→ **Challenge**
Output the full material exactly as it appears here.

══ Available data

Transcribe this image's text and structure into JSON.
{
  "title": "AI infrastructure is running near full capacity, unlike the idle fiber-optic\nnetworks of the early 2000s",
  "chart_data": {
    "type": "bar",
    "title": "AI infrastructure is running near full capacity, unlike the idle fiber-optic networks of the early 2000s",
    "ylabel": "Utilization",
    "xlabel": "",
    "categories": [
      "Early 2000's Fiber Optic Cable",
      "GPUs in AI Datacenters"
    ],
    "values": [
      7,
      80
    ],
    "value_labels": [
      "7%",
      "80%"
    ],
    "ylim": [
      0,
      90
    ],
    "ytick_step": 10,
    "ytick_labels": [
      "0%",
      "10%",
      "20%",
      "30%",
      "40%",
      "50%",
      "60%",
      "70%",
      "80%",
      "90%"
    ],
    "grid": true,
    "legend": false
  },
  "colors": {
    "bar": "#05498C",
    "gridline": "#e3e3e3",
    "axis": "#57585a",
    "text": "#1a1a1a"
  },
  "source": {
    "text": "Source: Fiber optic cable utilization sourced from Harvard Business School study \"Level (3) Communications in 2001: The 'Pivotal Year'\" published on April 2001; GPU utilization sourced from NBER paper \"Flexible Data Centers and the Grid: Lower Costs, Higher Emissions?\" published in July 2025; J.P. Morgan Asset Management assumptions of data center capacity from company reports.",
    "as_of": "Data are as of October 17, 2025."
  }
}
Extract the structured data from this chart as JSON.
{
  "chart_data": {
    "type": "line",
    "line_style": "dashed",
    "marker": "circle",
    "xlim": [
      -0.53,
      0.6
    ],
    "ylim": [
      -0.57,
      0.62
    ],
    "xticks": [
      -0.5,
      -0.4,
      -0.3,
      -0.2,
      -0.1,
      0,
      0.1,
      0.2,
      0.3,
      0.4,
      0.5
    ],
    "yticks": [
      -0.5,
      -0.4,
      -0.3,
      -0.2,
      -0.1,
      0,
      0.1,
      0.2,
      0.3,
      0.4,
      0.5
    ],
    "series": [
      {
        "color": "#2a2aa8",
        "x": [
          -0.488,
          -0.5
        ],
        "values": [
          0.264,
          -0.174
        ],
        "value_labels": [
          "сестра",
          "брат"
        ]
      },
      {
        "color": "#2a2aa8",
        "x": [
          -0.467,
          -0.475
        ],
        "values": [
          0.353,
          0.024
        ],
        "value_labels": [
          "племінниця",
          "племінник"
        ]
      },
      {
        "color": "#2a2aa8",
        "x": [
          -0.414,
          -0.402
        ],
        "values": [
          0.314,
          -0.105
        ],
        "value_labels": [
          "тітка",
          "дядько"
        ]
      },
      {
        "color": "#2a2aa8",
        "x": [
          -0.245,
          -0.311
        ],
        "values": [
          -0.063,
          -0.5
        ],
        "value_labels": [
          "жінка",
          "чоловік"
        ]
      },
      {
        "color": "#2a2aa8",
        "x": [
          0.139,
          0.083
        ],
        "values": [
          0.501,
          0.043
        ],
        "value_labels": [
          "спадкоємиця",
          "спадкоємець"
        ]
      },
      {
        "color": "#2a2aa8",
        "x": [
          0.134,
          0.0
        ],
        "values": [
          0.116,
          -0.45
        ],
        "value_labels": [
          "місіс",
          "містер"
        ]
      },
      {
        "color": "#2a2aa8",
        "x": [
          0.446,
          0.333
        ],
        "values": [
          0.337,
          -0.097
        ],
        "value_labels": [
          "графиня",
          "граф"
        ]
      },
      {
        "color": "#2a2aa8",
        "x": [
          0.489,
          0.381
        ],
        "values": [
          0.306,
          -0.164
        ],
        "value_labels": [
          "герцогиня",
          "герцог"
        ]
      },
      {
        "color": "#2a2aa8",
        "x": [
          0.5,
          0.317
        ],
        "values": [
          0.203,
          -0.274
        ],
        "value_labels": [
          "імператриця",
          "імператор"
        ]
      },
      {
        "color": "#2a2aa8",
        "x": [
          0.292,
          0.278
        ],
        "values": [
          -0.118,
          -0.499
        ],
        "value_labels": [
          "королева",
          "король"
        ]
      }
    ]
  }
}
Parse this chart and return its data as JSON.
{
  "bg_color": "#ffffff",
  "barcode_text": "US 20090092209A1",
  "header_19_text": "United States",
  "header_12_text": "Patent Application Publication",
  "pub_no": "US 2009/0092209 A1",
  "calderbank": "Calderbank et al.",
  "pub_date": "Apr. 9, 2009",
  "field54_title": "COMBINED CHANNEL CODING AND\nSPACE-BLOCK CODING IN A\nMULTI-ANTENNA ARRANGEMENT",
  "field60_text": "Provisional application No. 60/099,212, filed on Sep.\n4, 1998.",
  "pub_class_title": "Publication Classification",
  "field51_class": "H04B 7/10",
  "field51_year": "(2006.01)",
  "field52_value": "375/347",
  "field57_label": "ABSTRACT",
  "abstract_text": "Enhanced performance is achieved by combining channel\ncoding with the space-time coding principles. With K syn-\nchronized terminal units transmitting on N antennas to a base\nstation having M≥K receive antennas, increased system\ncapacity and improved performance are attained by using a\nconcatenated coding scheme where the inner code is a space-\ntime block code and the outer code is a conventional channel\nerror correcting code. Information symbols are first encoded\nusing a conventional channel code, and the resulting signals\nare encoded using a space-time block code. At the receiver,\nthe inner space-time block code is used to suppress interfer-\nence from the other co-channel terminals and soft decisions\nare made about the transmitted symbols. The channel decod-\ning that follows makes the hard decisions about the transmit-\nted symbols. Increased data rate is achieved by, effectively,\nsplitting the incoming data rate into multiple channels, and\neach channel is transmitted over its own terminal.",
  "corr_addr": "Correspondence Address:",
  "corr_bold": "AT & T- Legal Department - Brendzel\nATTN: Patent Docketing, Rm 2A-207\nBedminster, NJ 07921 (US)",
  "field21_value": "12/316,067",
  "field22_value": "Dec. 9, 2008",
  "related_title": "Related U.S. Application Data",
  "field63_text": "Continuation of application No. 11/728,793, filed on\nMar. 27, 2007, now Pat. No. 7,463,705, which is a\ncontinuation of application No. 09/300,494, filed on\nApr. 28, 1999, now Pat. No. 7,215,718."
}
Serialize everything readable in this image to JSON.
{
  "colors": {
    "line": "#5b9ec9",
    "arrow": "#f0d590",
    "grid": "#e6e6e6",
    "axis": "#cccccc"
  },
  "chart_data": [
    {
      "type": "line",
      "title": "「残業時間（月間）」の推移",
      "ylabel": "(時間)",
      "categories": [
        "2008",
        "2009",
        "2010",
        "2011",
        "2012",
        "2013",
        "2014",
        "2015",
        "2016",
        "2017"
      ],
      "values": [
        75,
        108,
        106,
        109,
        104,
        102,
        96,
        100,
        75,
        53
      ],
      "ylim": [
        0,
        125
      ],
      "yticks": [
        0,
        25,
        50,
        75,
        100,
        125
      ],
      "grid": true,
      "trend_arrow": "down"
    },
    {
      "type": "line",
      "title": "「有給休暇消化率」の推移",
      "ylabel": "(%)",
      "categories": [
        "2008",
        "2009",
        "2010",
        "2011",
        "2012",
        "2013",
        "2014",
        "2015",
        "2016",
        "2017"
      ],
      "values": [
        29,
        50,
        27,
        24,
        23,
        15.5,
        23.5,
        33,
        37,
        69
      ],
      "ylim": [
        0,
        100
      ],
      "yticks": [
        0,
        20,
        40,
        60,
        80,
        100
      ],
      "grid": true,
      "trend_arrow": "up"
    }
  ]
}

════

→ **The solution**
Transcribe this image's text and structure into JSON.
{
  "title": "AI infrastructure is running near full capacity, unlike the idle fiber-optic\nnetworks of the early 2000s",
  "chart_data": {
    "type": "bar",
    "title": "AI infrastructure is running near full capacity, unlike the idle fiber-optic networks of the early 2000s",
    "ylabel": "Utilization",
    "xlabel": "",
    "categories": [
      "Early 2000's Fiber Optic Cable",
      "GPUs in AI Datacenters"
    ],
    "values": [
      7,
      80
    ],
    "value_labels": [
      "7%",
      "80%"
    ],
    "ylim": [
      0,
      90
    ],
    "ytick_step": 10,
    "ytick_labels": [
      "0%",
      "10%",
      "20%",
      "30%",
      "40%",
      "50%",
      "60%",
      "70%",
      "80%",
      "90%"
    ],
    "grid": true,
    "legend": false
  },
  "colors": {
    "bar": "#05498C",
    "gridline": "#e3e3e3",
    "axis": "#57585a",
    "text": "#1a1a1a"
  },
  "source": {
    "text": "Source: Fiber optic cable utilization sourced from Harvard Business School study \"Level (3) Communications in 2001: The 'Pivotal Year'\" published on April 2001; GPU utilization sourced from NBER paper \"Flexible Data Centers and the Grid: Lower Costs, Higher Emissions?\" published in July 2025; J.P. Morgan Asset Management assumptions of data center capacity from company reports.",
    "as_of": "Data are as of October 17, 2025."
  }
}
Extract the structured data from this chart as JSON.
{
  "chart_data": {
    "type": "line",
    "line_style": "dashed",
    "marker": "circle",
    "xlim": [
      -0.53,
      0.6
    ],
    "ylim": [
      -0.57,
      0.62
    ],
    "xticks": [
      -0.5,
      -0.4,
      -0.3,
      -0.2,
      -0.1,
      0,
      0.1,
      0.2,
      0.3,
      0.4,
      0.5
    ],
    "yticks": [
      -0.5,
      -0.4,
      -0.3,
      -0.2,
      -0.1,
      0,
      0.1,
      0.2,
      0.3,
      0.4,
      0.5
    ],
    "series": [
      {
        "color": "#2a2aa8",
        "x": [
          -0.488,
          -0.5
        ],
        "values": [
          0.264,
          -0.174
        ],
        "value_labels": [
          "сестра",
          "брат"
        ]
      },
      {
        "color": "#2a2aa8",
        "x": [
          -0.467,
          -0.475
        ],
        "values": [
          0.353,
          0.024
        ],
        "value_labels": [
          "племінниця",
          "племінник"
        ]
      },
      {
        "color": "#2a2aa8",
        "x": [
          -0.414,
          -0.402
        ],
        "values": [
          0.314,
          -0.105
        ],
        "value_labels": [
          "тітка",
          "дядько"
        ]
      },
      {
        "color": "#2a2aa8",
        "x": [
          -0.245,
          -0.311
        ],
        "values": [
          -0.063,
          -0.5
        ],
        "value_labels": [
          "жінка",
          "чоловік"
        ]
      },
      {
        "color": "#2a2aa8",
        "x": [
          0.139,
          0.083
        ],
        "values": [
          0.501,
          0.043
        ],
        "value_labels": [
          "спадкоємиця",
          "спадкоємець"
        ]
      },
      {
        "color": "#2a2aa8",
        "x": [
          0.134,
          0.0
        ],
        "values": [
          0.116,
          -0.45
        ],
        "value_labels": [
          "місіс",
          "містер"
        ]
      },
      {
        "color": "#2a2aa8",
        "x": [
          0.446,
          0.333
        ],
        "values": [
          0.337,
          -0.097
        ],
        "value_labels": [
          "графиня",
          "граф"
        ]
      },
      {
        "color": "#2a2aa8",
        "x": [
          0.489,
          0.381
        ],
        "values": [
          0.306,
          -0.164
        ],
        "value_labels": [
          "герцогиня",
          "герцог"
        ]
      },
      {
        "color": "#2a2aa8",
        "x": [
          0.5,
          0.317
        ],
        "values": [
          0.203,
          -0.274
        ],
        "value_labels": [
          "імператриця",
          "імператор"
        ]
      },
      {
        "color": "#2a2aa8",
        "x": [
          0.292,
          0.278
        ],
        "values": [
          -0.118,
          -0.499
        ],
        "value_labels": [
          "королева",
          "король"
        ]
      }
    ]
  }
}
Parse this chart and return its data as JSON.
{
  "bg_color": "#ffffff",
  "barcode_text": "US 20090092209A1",
  "header_19_text": "United States",
  "header_12_text": "Patent Application Publication",
  "pub_no": "US 2009/0092209 A1",
  "calderbank": "Calderbank et al.",
  "pub_date": "Apr. 9, 2009",
  "field54_title": "COMBINED CHANNEL CODING AND\nSPACE-BLOCK CODING IN A\nMULTI-ANTENNA ARRANGEMENT",
  "field60_text": "Provisional application No. 60/099,212, filed on Sep.\n4, 1998.",
  "pub_class_title": "Publication Classification",
  "field51_class": "H04B 7/10",
  "field51_year": "(2006.01)",
  "field52_value": "375/347",
  "field57_label": "ABSTRACT",
  "abstract_text": "Enhanced performance is achieved by combining channel\ncoding with the space-time coding principles. With K syn-\nchronized terminal units transmitting on N antennas to a base\nstation having M≥K receive antennas, increased system\ncapacity and improved performance are attained by using a\nconcatenated coding scheme where the inner code is a space-\ntime block code and the outer code is a conventional channel\nerror correcting code. Information symbols are first encoded\nusing a conventional channel code, and the resulting signals\nare encoded using a space-time block code. At the receiver,\nthe inner space-time block code is used to suppress interfer-\nence from the other co-channel terminals and soft decisions\nare made about the transmitted symbols. The channel decod-\ning that follows makes the hard decisions about the transmit-\nted symbols. Increased data rate is achieved by, effectively,\nsplitting the incoming data rate into multiple channels, and\neach channel is transmitted over its own terminal.",
  "corr_addr": "Correspondence Address:",
  "corr_bold": "AT & T- Legal Department - Brendzel\nATTN: Patent Docketing, Rm 2A-207\nBedminster, NJ 07921 (US)",
  "field21_value": "12/316,067",
  "field22_value": "Dec. 9, 2008",
  "related_title": "Related U.S. Application Data",
  "field63_text": "Continuation of application No. 11/728,793, filed on\nMar. 27, 2007, now Pat. No. 7,463,705, which is a\ncontinuation of application No. 09/300,494, filed on\nApr. 28, 1999, now Pat. No. 7,215,718."
}
Serialize everything readable in this image to JSON.
{
  "colors": {
    "line": "#5b9ec9",
    "arrow": "#f0d590",
    "grid": "#e6e6e6",
    "axis": "#cccccc"
  },
  "chart_data": [
    {
      "type": "line",
      "title": "「残業時間（月間）」の推移",
      "ylabel": "(時間)",
      "categories": [
        "2008",
        "2009",
        "2010",
        "2011",
        "2012",
        "2013",
        "2014",
        "2015",
        "2016",
        "2017"
      ],
      "values": [
        75,
        108,
        106,
        109,
        104,
        102,
        96,
        100,
        75,
        53
      ],
      "ylim": [
        0,
        125
      ],
      "yticks": [
        0,
        25,
        50,
        75,
        100,
        125
      ],
      "grid": true,
      "trend_arrow": "down"
    },
    {
      "type": "line",
      "title": "「有給休暇消化率」の推移",
      "ylabel": "(%)",
      "categories": [
        "2008",
        "2009",
        "2010",
        "2011",
        "2012",
        "2013",
        "2014",
        "2015",
        "2016",
        "2017"
      ],
      "values": [
        29,
        50,
        27,
        24,
        23,
        15.5,
        23.5,
        33,
        37,
        69
      ],
      "ylim": [
        0,
        100
      ],
      "yticks": [
        0,
        20,
        40,
        60,
        80,
        100
      ],
      "grid": true,
      "trend_arrow": "up"
    }
  ]
}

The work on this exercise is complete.